▶ TEXTE EXTRAIT:
-------------------------
Dans ce contexte, demander au plus grand nombre de leaders d’être transformationnels, est-ce la voie à suivre? On ne peut nier que la capacité de communiquer, d’inspirer et de reconnaître les contributions individuelles tout en stimulant intellectuellement les équipes dans le travail peut avoir des répercussions très positives tant sur le bien-être des employés que sur la performance organisationnelle. Par contre, est-ce raisonnable de demander aux gestionnaires d’être à la fois inspirants, stratégiques et empathiques? Le cynisme croissant noté dans les organisations serait-il lié aux attentes déçues suite à l’arrivée d’un leader faillible, qu’on attendait comme un super-héros? Par ailleurs, la culture d’innovation actuelle nécessite de travailler au sein de réseaux en constante mutation. Faire reposer la stratégie et la mobilisation des employés d’une organisation sur les épaules d’un leader, aussi inspirant soit-il, apparaît risqué.
-------------------------
▶ DONNÉES:

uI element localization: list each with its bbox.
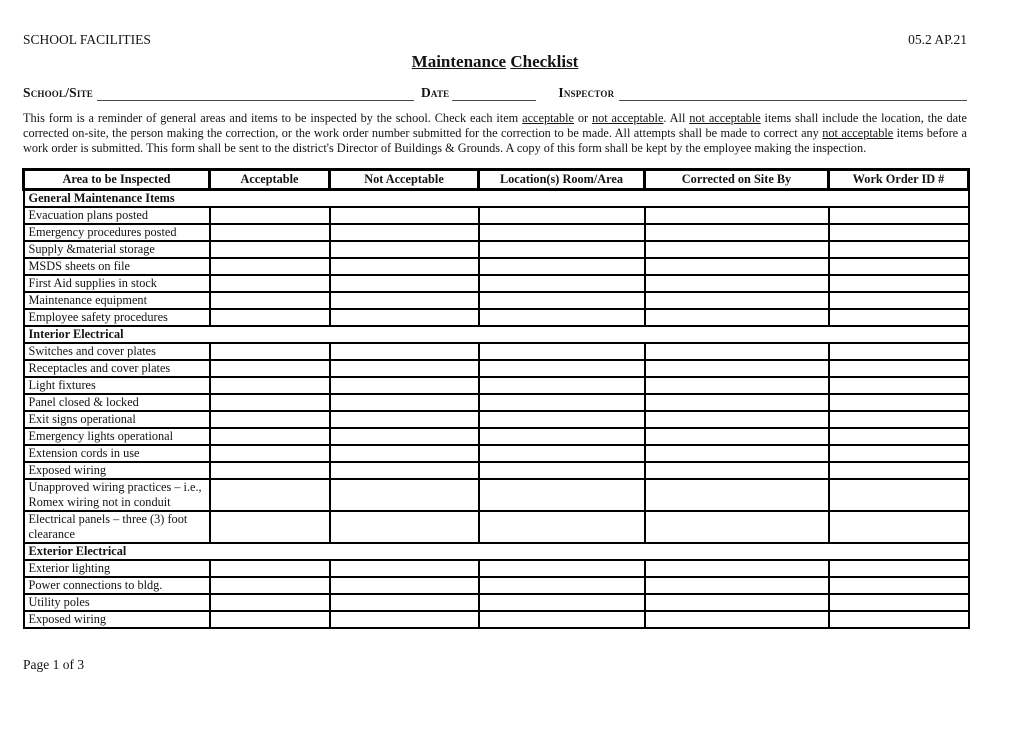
-------------------------
▶ CONSIGNE: Poursuivez, s'il vous plaît, le texte sur le leadership transformationnel à partir de sa dernière phrase. Les données ne servent à rien ici.

▶ RÉPONSE ATTENDUE:
Enfin, de nombreuses entreprises, en voulant à leur tête un leader dit transformationnel, se sont laissé séduire par la vision inspirante d’un dirigeant qui s’est avéré plutôt inefficace à long terme. La soif du pouvoir et le narcissisme d’individus brillants et articulés causent souvent, après une période de lune de miel, une désillusion et une perte de mobilisation importante des employés, avec toutes leurs conséquences néfastes.

Le leadership collaboratif
Le leadership collaboratif est proposé comme une alternative prometteuse pour faire face à ces nombreux défis. Il s’agit d’une façon de s’organiser, de collaborer et de travailler qui permet une meilleure gestion de la complexité, une plus grande capacité à innover et une façon de neutraliser les enjeux de pouvoir.

Le leadership collaboratif puise ses racines dans un paradigme qui considère les organisations comme des systèmes vivants (plutôt que comme des machines), dans les approches open source et dans la culture wiki. Cette conception du leadership repose sur quatre principes fondamentaux : 1) une grande diversité de talents, 2) mise au service d’un projet commun nécessaire, audacieux et bien ciblé, 3) soutenue par une structure ou des systèmes efficaces et agiles, 4) ayant comme valeurs essentielles la bienveillance et la recherche de solutions.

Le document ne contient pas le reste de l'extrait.